Set task: Say how many lines in the data below contain the word "obtido", and give no other text.
• • • •
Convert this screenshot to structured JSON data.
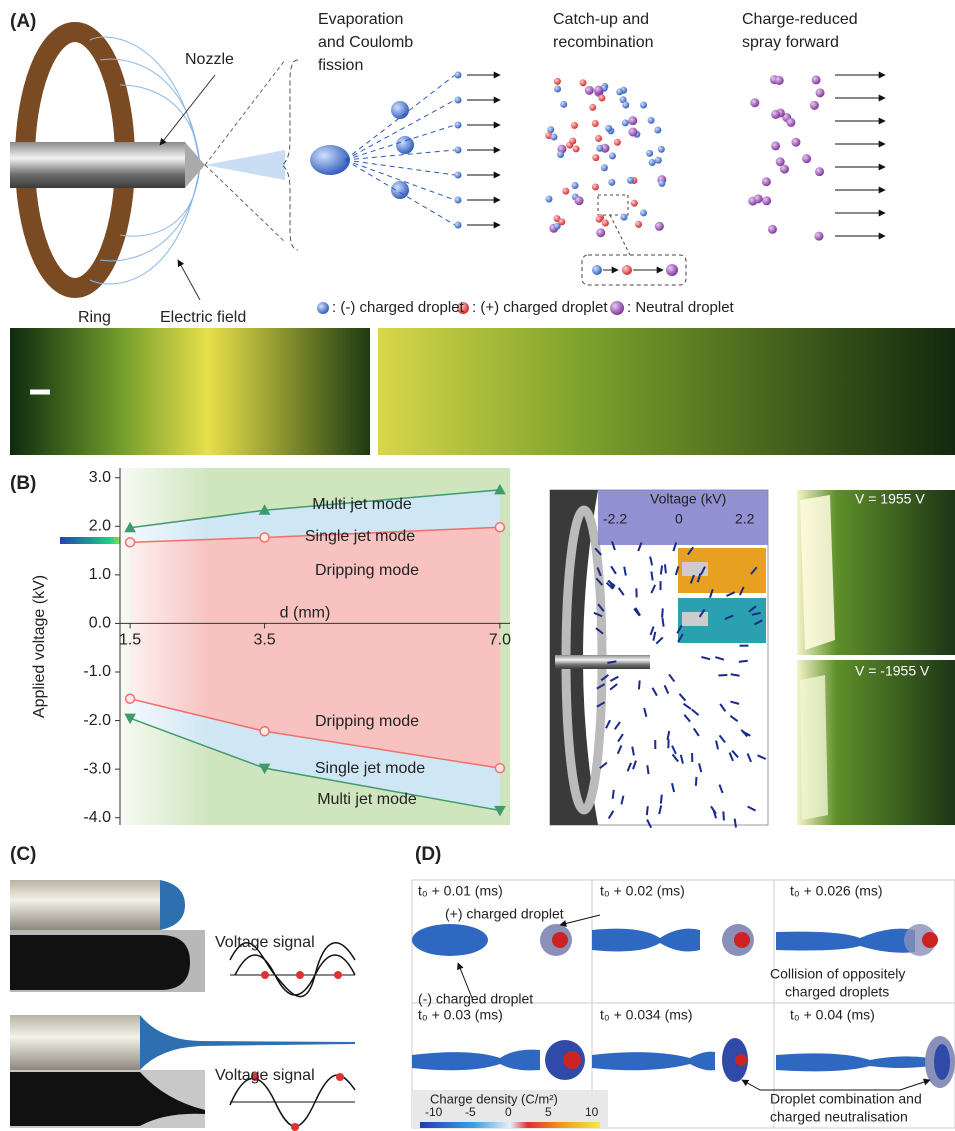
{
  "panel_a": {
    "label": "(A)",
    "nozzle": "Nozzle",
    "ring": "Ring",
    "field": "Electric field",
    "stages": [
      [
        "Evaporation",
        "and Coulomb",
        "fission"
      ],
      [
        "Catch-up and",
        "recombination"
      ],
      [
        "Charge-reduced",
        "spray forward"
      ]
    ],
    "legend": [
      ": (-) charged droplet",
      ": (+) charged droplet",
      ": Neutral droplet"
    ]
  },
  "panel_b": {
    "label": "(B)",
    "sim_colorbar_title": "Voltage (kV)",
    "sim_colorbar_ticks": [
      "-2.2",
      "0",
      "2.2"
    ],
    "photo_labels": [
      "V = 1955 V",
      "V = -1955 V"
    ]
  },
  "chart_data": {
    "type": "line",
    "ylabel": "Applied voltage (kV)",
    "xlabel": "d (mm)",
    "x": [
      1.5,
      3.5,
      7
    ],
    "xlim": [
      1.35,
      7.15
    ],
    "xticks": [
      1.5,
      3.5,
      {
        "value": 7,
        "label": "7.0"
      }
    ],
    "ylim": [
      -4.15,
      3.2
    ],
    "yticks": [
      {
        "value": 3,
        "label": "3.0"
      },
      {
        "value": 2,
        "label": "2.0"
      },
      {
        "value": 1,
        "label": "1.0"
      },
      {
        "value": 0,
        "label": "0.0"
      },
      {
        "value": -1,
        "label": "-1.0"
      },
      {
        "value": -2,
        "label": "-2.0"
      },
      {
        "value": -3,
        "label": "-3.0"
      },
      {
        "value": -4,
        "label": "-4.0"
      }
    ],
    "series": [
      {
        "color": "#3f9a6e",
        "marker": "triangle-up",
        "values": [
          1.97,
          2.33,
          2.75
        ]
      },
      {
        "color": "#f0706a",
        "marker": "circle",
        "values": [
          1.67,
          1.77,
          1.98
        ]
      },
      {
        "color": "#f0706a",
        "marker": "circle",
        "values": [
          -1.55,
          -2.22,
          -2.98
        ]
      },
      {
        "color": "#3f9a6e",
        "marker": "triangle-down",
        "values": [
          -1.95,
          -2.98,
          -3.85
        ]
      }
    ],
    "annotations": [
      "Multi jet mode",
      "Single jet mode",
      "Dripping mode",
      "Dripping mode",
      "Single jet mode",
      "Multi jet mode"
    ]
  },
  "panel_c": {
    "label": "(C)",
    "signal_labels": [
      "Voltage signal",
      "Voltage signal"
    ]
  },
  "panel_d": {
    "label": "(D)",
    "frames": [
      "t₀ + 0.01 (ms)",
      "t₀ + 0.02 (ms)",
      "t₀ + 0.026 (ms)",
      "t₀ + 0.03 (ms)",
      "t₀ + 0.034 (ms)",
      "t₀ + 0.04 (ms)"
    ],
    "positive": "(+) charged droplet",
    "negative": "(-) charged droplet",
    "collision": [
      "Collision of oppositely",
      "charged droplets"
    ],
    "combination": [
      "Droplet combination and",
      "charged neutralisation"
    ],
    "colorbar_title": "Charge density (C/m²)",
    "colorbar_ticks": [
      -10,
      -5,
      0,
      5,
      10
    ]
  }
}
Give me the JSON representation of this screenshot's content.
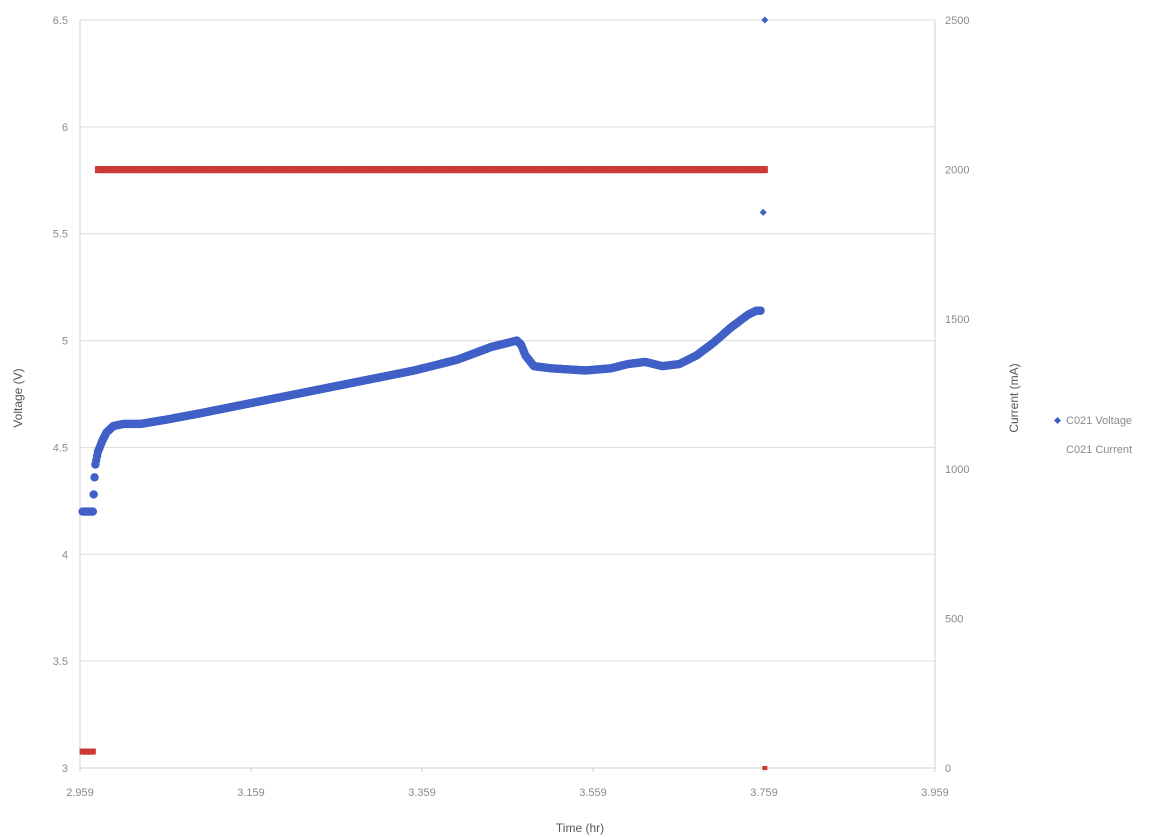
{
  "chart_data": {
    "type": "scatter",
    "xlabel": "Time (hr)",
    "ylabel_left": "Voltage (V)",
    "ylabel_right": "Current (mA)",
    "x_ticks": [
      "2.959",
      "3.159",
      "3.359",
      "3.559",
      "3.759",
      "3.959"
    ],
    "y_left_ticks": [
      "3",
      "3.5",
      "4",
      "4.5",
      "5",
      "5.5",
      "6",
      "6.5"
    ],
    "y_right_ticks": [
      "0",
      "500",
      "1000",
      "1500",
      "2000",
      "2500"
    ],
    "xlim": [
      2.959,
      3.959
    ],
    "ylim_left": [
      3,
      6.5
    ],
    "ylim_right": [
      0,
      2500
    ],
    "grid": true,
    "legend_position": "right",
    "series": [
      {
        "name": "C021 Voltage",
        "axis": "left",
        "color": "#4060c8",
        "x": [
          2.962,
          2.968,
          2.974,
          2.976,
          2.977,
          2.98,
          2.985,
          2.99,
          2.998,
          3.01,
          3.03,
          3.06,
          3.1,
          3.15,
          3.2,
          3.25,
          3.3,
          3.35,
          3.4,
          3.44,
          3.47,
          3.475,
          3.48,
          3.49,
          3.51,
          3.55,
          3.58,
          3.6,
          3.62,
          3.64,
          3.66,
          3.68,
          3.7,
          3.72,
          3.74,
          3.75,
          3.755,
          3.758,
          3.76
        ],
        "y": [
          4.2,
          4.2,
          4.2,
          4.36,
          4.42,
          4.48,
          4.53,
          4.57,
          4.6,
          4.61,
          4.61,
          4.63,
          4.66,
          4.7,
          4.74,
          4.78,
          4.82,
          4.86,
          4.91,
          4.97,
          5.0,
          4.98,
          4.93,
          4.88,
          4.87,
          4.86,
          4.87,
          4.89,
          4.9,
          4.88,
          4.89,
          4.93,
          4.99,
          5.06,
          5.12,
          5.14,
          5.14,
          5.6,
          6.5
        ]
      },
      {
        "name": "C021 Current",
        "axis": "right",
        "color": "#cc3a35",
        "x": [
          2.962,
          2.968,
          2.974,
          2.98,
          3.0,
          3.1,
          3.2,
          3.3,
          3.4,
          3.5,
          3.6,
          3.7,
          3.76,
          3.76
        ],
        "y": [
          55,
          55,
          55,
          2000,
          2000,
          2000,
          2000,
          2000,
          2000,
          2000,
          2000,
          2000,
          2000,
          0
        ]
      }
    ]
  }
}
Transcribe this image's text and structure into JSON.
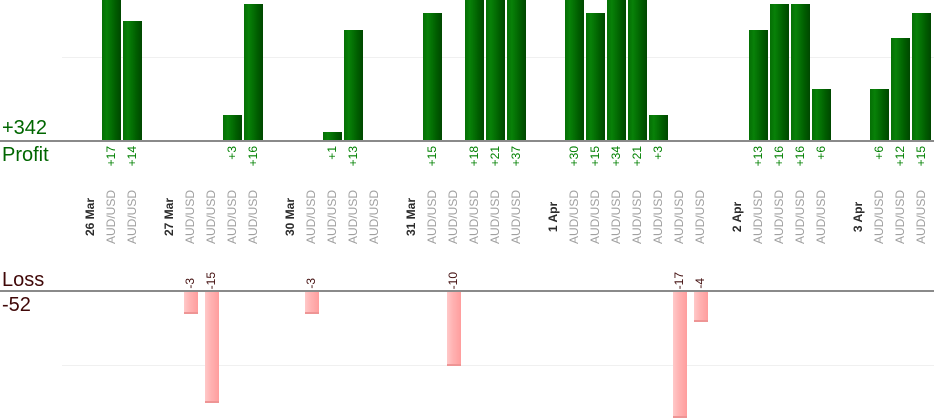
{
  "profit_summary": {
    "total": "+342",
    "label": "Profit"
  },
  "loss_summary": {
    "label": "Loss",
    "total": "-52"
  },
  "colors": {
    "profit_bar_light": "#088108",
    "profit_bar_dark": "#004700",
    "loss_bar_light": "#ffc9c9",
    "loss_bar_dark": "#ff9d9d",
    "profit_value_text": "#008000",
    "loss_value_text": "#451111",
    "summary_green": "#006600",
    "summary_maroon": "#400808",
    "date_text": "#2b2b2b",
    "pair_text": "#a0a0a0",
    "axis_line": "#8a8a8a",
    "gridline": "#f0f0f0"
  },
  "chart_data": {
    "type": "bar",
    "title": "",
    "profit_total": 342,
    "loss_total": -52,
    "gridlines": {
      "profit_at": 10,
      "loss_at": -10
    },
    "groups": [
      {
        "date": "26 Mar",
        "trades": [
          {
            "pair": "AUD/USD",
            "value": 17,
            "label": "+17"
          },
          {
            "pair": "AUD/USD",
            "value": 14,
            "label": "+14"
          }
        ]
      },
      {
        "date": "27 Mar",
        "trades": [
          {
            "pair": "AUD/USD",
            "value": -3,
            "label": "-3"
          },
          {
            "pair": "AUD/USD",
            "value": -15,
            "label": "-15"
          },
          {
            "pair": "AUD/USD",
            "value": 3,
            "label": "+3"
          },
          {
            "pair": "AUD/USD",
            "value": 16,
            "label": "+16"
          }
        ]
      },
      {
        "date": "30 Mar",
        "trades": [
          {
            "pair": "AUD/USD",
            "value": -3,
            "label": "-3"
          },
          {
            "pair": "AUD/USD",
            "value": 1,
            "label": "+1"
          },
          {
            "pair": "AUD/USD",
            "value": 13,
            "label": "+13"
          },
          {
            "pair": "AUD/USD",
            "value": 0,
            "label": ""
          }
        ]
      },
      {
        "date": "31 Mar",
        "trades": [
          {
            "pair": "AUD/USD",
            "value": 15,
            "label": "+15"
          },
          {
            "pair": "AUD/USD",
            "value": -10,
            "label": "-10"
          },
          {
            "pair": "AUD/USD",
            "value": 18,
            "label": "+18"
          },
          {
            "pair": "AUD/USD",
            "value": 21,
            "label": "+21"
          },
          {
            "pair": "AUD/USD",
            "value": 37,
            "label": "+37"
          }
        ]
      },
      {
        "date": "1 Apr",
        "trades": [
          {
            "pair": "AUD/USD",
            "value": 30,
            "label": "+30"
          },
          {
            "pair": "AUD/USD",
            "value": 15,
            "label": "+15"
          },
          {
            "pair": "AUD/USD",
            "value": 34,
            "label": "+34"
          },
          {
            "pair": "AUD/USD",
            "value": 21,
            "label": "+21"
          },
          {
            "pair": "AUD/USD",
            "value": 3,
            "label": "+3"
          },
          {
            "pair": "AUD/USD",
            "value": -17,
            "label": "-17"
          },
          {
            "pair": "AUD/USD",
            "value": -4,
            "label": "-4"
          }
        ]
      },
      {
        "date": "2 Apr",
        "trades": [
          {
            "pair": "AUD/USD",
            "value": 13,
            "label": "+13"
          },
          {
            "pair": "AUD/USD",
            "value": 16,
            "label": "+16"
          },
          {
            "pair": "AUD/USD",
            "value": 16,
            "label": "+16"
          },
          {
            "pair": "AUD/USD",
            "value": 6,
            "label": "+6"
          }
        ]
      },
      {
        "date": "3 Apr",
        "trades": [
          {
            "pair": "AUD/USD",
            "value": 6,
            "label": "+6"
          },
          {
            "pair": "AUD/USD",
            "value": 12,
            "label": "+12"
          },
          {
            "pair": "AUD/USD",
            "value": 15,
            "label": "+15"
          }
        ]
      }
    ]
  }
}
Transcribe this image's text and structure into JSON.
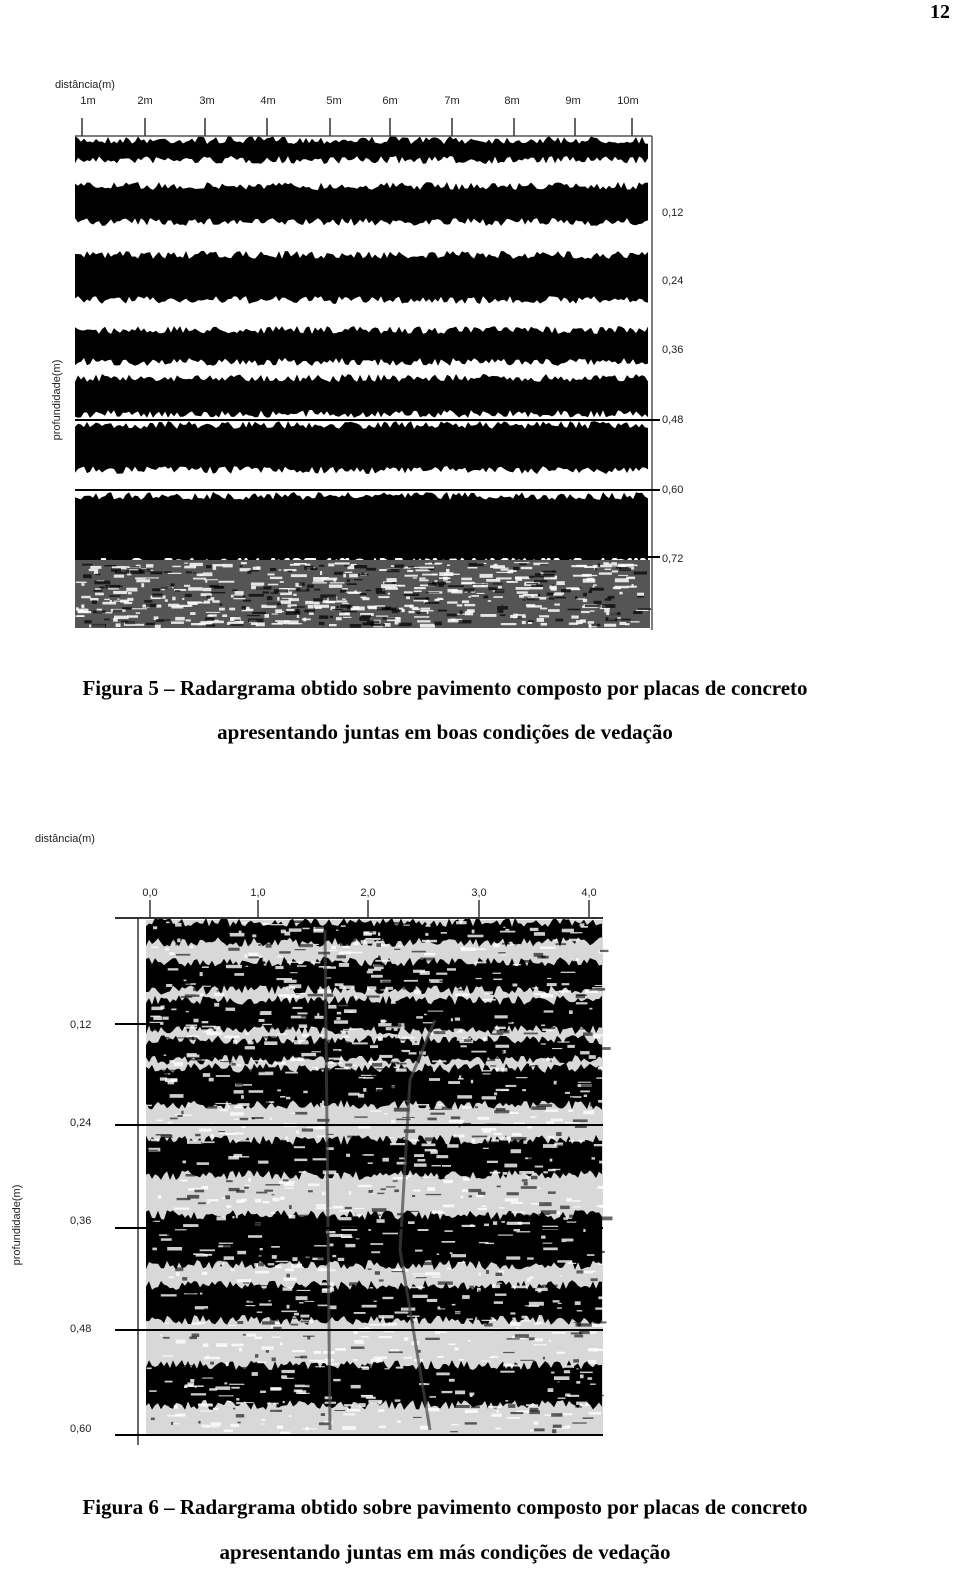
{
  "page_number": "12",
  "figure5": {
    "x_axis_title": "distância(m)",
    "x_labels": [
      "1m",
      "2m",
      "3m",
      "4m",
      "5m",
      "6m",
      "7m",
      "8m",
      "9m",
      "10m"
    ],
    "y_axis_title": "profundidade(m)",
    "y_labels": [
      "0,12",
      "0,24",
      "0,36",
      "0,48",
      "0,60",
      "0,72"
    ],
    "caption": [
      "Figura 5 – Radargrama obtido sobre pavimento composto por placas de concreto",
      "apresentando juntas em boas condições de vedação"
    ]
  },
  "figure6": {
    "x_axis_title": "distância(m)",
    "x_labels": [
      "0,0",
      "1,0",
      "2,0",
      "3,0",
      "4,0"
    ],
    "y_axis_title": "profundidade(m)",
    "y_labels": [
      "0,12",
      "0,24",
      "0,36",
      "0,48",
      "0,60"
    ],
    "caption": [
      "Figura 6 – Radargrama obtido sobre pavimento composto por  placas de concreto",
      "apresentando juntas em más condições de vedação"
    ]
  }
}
• • • •
Output below: 2